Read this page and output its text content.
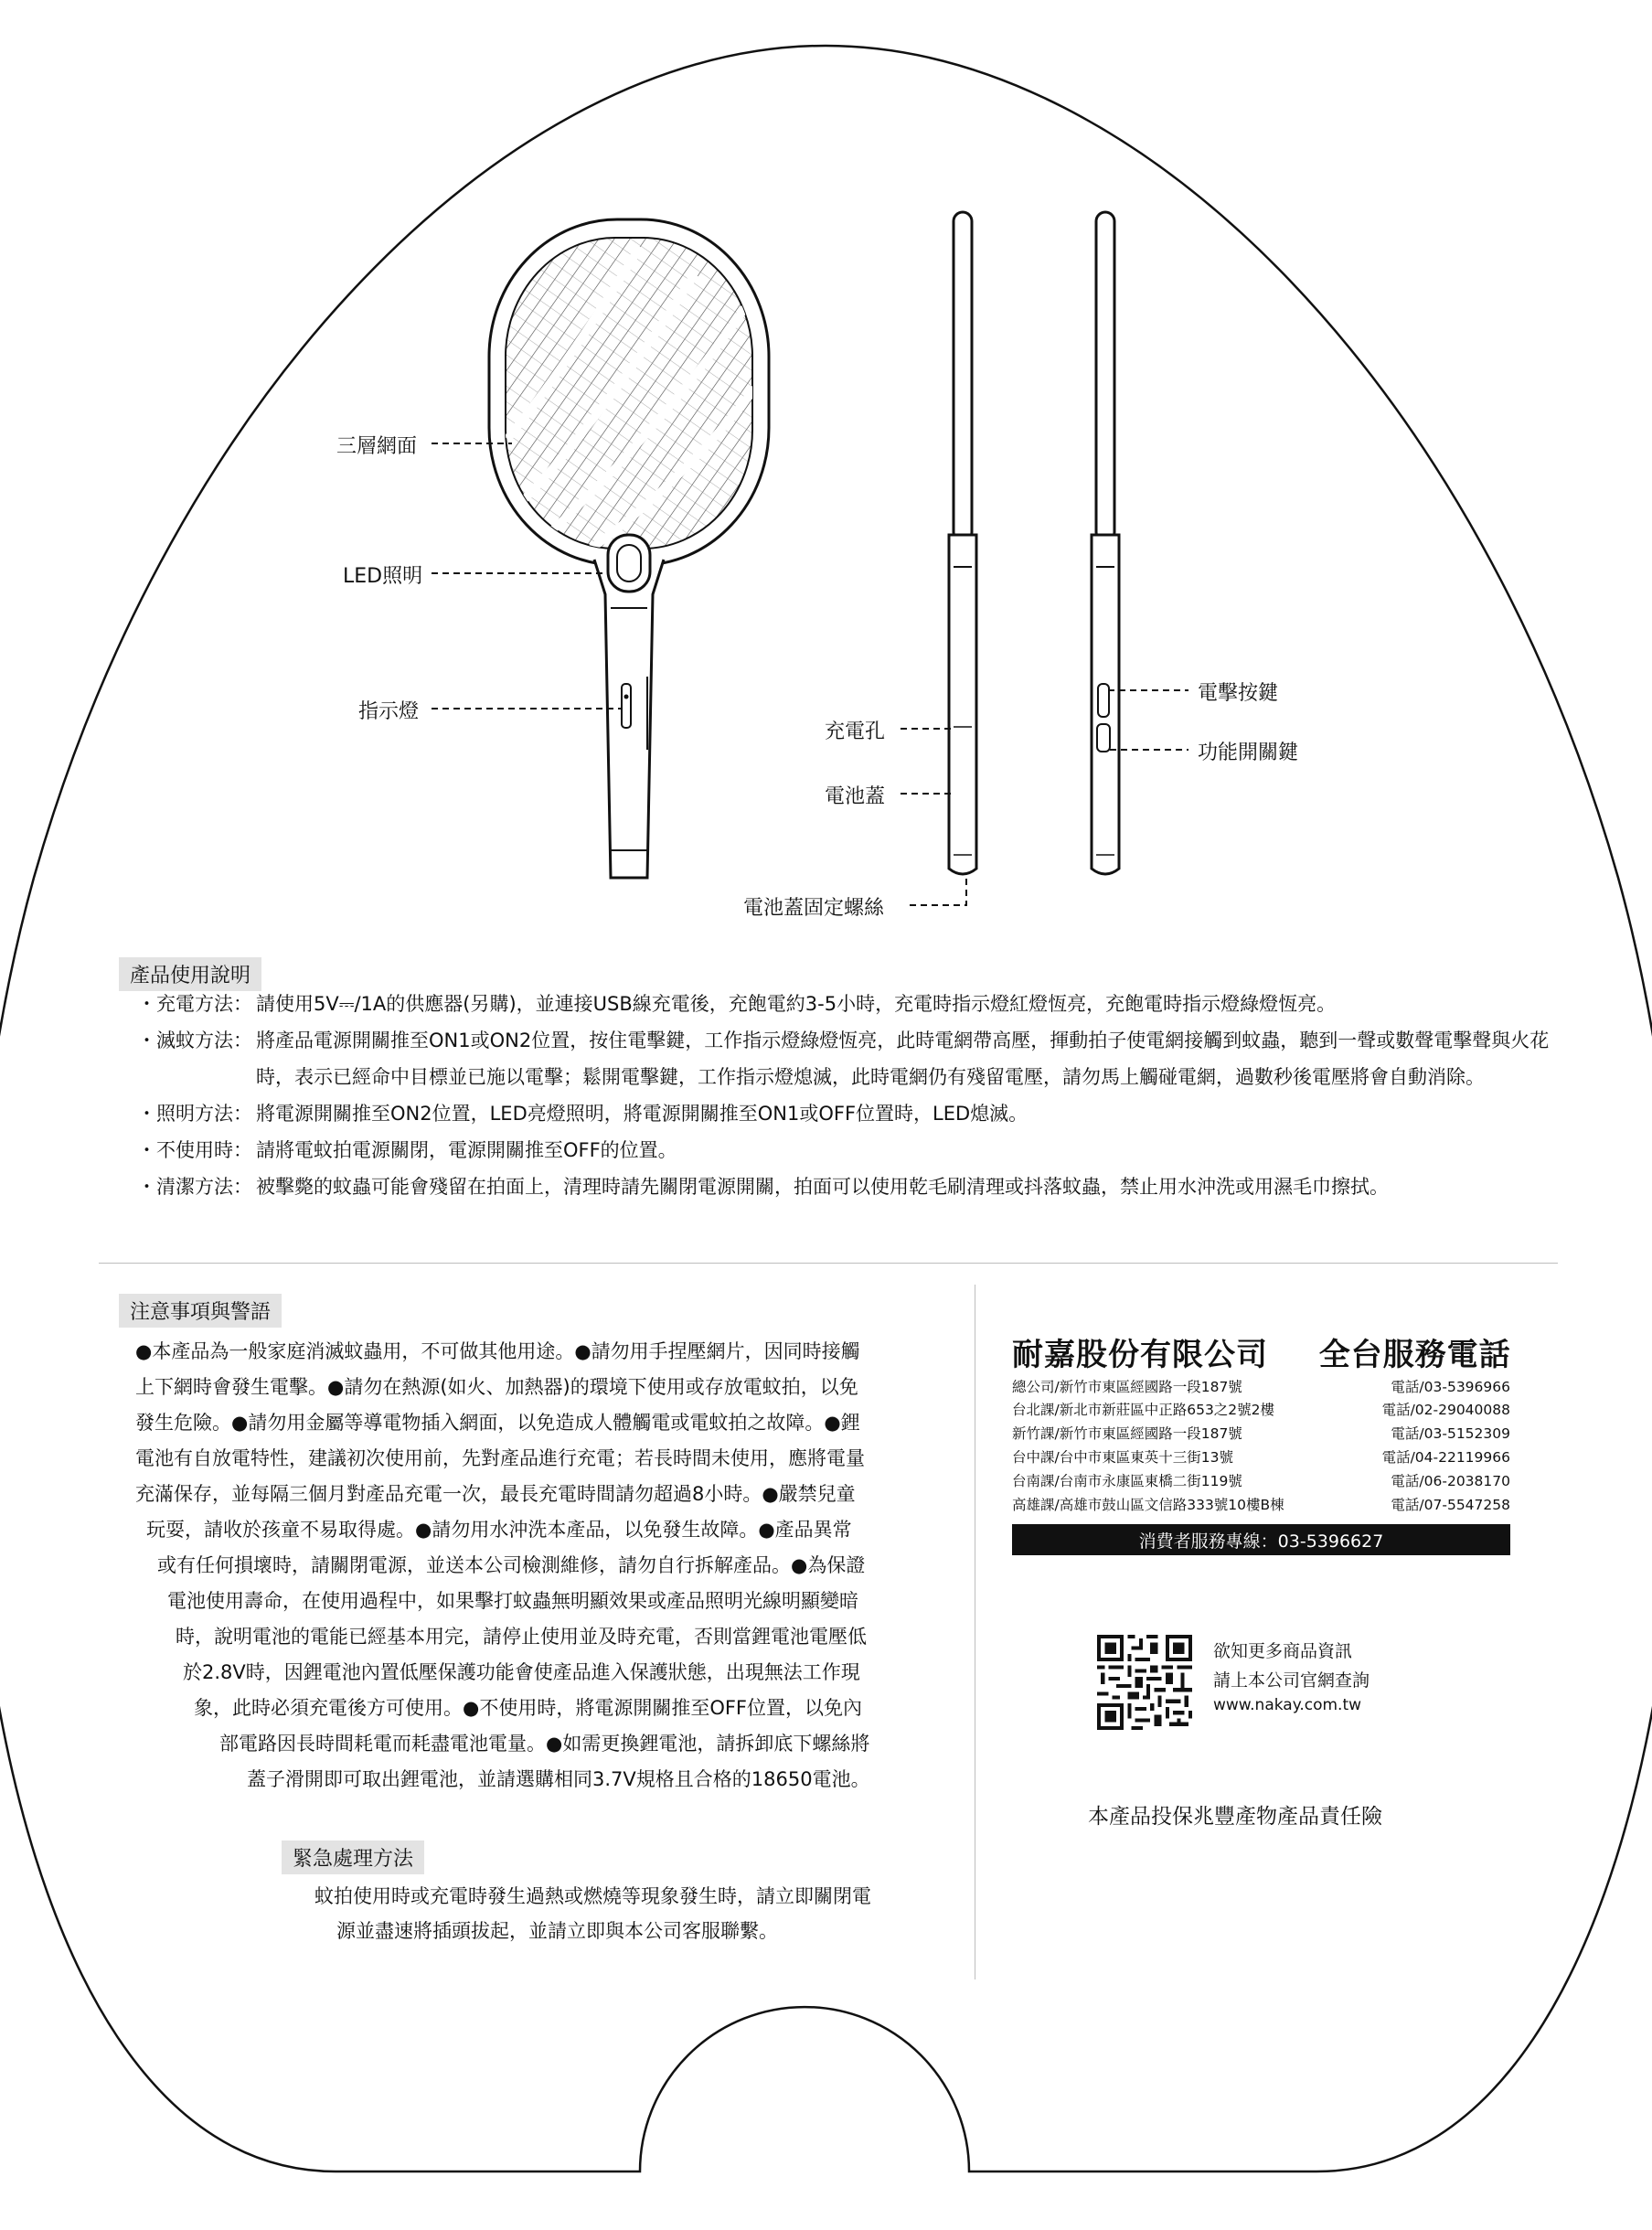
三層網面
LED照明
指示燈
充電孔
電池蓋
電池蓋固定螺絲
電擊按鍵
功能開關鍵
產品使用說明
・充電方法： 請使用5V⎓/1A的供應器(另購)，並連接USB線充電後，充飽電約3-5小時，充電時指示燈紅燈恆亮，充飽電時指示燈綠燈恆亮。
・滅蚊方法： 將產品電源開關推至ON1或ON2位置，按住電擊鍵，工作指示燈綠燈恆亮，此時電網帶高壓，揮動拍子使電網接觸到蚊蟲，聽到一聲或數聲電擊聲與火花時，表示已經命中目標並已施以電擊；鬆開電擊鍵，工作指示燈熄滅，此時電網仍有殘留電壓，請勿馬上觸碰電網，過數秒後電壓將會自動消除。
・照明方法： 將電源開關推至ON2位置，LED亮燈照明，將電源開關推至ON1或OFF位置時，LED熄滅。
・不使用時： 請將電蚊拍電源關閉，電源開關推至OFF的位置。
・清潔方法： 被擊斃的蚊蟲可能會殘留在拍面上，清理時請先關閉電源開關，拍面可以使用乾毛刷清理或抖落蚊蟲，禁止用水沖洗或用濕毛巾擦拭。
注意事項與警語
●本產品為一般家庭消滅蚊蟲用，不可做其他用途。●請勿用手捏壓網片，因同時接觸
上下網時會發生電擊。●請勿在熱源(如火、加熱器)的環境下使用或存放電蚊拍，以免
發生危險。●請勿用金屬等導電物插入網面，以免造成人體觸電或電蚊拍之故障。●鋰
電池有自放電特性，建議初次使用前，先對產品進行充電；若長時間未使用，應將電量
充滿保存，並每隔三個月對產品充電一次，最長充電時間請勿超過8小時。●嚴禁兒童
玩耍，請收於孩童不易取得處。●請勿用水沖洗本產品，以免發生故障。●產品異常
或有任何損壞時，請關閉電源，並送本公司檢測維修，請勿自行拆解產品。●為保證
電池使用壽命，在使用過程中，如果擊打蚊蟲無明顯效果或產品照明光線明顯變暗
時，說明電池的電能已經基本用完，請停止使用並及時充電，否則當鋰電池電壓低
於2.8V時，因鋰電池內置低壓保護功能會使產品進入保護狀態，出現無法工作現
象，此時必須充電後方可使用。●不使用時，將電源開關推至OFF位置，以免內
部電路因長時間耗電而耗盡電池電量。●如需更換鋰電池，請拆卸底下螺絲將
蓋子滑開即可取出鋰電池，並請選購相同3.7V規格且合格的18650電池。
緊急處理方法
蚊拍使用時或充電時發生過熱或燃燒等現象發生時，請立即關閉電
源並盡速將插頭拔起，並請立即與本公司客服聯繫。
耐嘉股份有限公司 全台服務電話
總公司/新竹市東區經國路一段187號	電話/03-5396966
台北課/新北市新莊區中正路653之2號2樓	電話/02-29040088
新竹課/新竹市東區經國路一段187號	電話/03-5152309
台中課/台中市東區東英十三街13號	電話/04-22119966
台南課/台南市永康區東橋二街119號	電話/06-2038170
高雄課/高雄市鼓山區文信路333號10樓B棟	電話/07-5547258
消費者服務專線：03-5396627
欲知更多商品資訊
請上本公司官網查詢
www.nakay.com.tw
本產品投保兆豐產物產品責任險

════

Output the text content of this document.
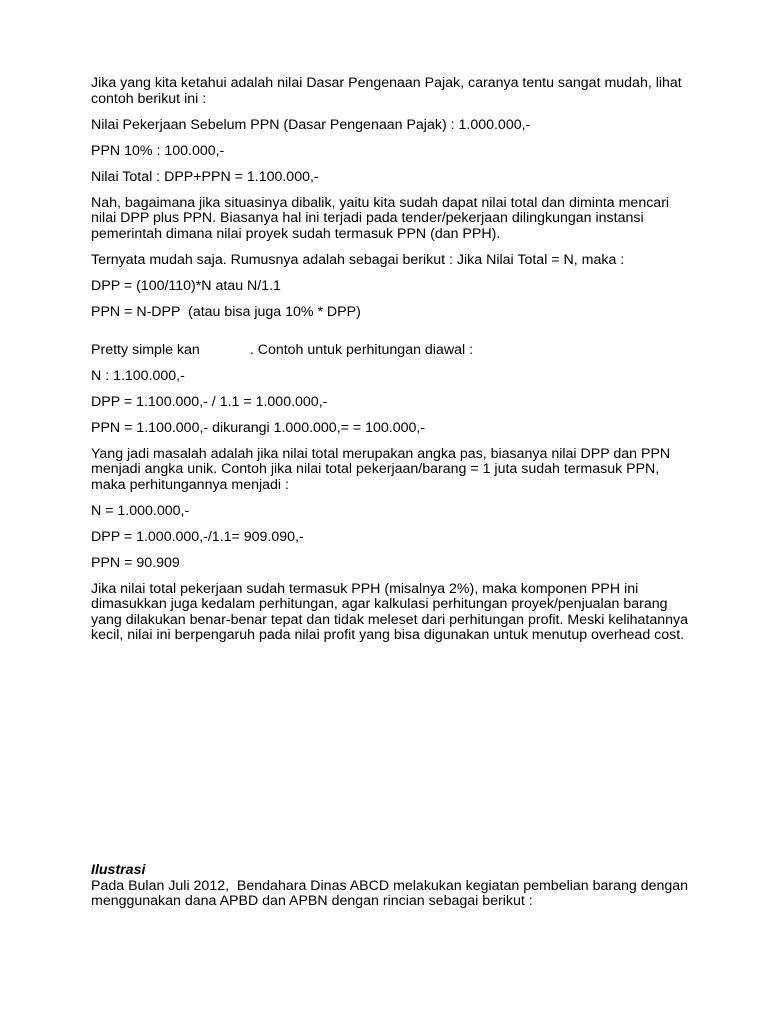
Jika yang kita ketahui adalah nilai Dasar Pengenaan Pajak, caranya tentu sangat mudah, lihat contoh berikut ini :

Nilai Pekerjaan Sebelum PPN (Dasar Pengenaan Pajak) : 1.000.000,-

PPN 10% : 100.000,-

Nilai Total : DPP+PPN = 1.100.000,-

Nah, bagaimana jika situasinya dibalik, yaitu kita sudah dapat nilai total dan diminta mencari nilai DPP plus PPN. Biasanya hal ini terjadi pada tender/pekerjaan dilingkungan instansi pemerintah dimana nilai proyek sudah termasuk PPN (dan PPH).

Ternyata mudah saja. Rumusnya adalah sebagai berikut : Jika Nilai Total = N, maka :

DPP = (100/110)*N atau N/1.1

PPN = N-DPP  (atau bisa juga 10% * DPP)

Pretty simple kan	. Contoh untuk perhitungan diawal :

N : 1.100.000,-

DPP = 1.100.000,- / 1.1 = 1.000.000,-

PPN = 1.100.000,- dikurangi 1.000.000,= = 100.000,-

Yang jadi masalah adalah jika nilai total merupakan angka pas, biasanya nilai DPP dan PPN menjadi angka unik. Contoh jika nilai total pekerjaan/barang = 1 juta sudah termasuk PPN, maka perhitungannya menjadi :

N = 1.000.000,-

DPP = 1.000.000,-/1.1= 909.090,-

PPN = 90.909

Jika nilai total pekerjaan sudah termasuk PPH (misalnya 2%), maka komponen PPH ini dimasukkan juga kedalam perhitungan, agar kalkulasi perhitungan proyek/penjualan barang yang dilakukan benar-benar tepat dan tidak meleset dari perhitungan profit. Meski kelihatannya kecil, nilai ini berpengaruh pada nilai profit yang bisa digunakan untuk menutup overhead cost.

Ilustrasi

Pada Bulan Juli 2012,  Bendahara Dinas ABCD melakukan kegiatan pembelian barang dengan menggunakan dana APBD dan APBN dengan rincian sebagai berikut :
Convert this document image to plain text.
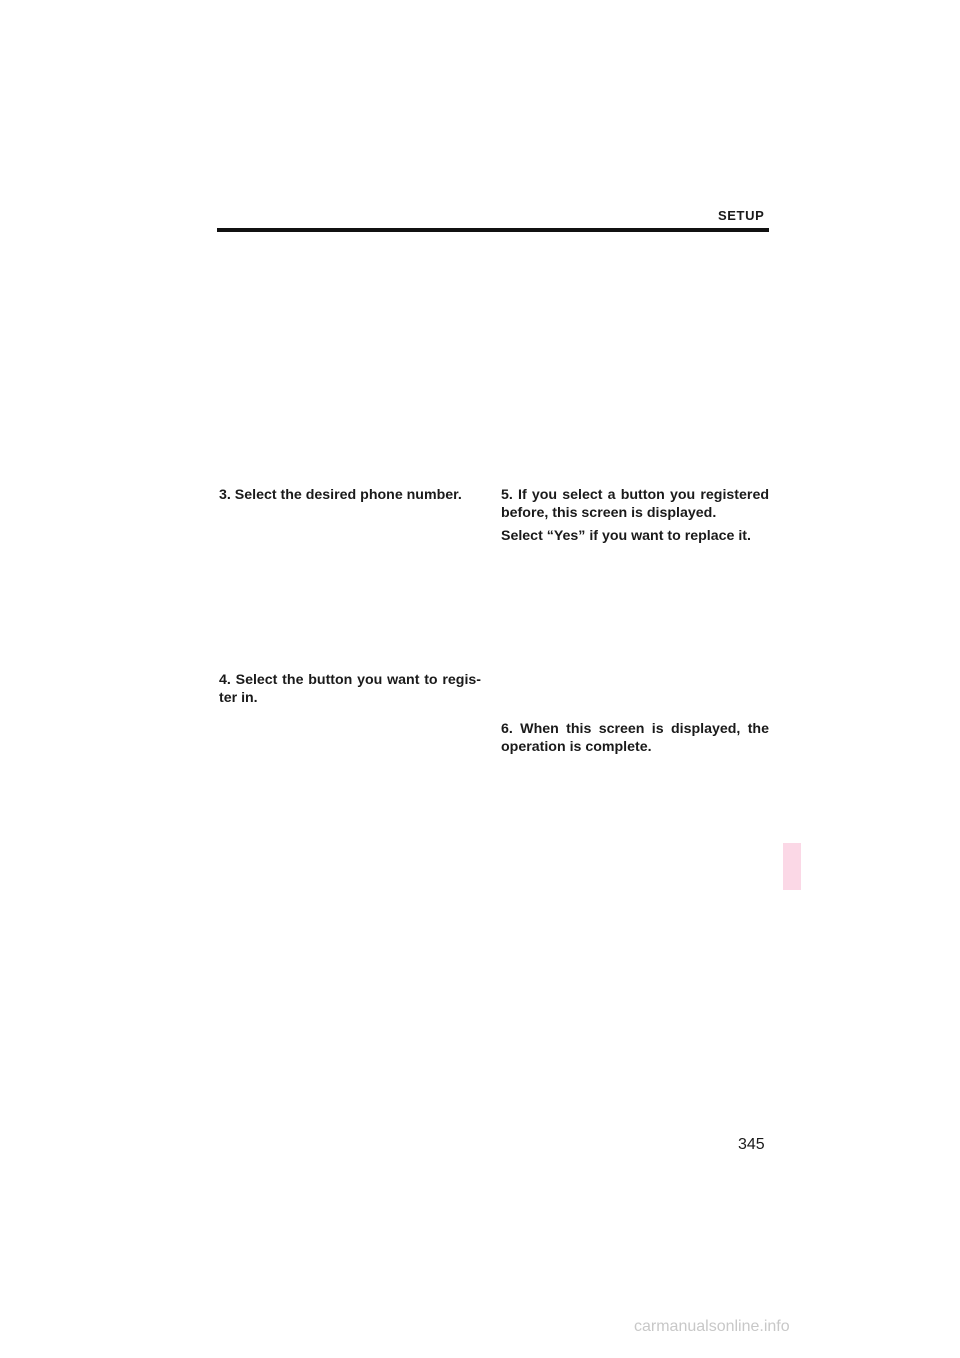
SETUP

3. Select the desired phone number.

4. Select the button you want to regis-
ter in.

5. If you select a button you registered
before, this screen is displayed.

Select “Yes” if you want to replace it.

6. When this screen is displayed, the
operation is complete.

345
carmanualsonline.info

════

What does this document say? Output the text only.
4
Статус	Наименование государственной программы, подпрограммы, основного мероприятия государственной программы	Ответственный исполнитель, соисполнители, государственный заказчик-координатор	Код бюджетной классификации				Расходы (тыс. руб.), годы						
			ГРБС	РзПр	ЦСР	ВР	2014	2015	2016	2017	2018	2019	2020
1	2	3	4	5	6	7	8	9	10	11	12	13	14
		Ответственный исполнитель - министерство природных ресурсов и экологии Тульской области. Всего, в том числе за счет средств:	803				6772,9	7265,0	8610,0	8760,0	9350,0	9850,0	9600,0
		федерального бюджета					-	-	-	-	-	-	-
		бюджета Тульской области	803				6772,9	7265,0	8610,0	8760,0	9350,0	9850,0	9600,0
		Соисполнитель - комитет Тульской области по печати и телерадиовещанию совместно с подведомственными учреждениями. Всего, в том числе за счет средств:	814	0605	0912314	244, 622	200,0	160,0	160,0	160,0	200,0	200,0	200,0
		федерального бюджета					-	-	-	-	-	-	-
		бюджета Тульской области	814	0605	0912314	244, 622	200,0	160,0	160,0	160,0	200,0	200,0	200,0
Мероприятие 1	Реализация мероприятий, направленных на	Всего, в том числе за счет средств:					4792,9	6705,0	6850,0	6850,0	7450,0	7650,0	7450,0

════

__Written request__. Pick out and copy every line that contains the word "text".

__Complete response__.
Read this page and output its text content.
Output the text content of this document.
Convert this document image to plain text.
What does this document say? Output the text only.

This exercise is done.